▶ WHAT NEEDS TO BE DONE:
Copy, from the entries below, each line in which the string "phrase" appears.

▶ EXTRACTED INFORMATION:
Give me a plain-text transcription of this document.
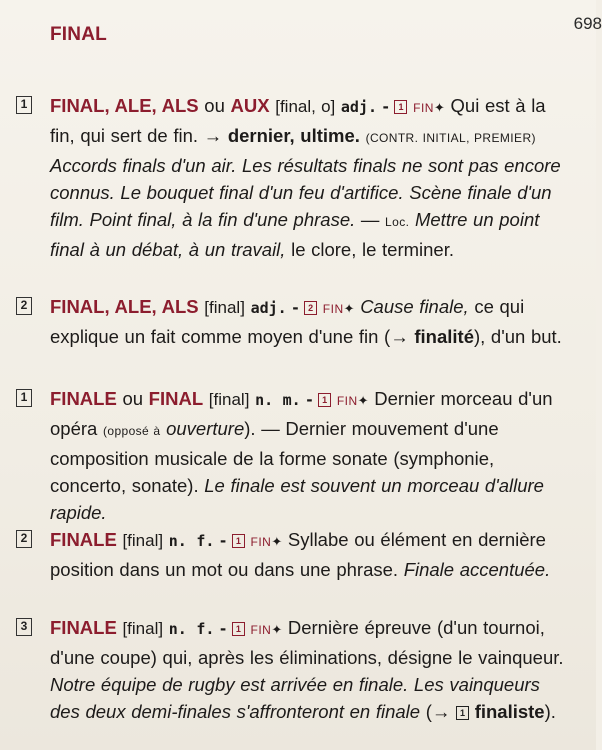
FINAL
698
1 FINAL, ALE, ALS ou AUX [final, o] adj. - 1 FIN✦ Qui est à la fin, qui sert de fin. → dernier, ultime. (CONTR. INITIAL, PREMIER) Accords finals d'un air. Les résultats finals ne sont pas encore connus. Le bouquet final d'un feu d'artifice. Scène finale d'un film. Point final, à la fin d'une phrase. — Loc. Mettre un point final à un débat, à un travail, le clore, le terminer.
2 FINAL, ALE, ALS [final] adj. - 2 FIN✦ Cause finale, ce qui explique un fait comme moyen d'une fin (→ finalité), d'un but.
1 FINALE ou FINAL [final] n. m. - 1 FIN✦ Dernier morceau d'un opéra (opposé à ouverture). — Dernier mouvement d'une composition musicale de la forme sonate (symphonie, concerto, sonate). Le finale est souvent un morceau d'allure rapide.
2 FINALE [final] n. f. - 1 FIN✦ Syllabe ou élément en dernière position dans un mot ou dans une phrase. Finale accentuée.
3 FINALE [final] n. f. - 1 FIN✦ Dernière épreuve (d'un tournoi, d'une coupe) qui, après les éliminations, désigne le vainqueur. Notre équipe de rugby est arrivée en finale. Les vainqueurs des deux demi-finales s'affronteront en finale (→ 1 finaliste).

▶ WRITTEN SOLUTION:
1 FINAL, ALE, ALS ou AUX [final, o] adj. - 1 FIN✦ Qui est à la fin, qui sert de fin. → dernier, ultime. (CONTR. INITIAL, PREMIER) Accords finals d'un air. Les résultats finals ne sont pas encore connus. Le bouquet final d'un feu d'artifice. Scène finale d'un film. Point final, à la fin d'une phrase. — Loc. Mettre un point final à un débat, à un travail, le clore, le terminer.
2 FINALE [final] n. f. - 1 FIN✦ Syllabe ou élément en dernière position dans un mot ou dans une phrase. Finale accentuée.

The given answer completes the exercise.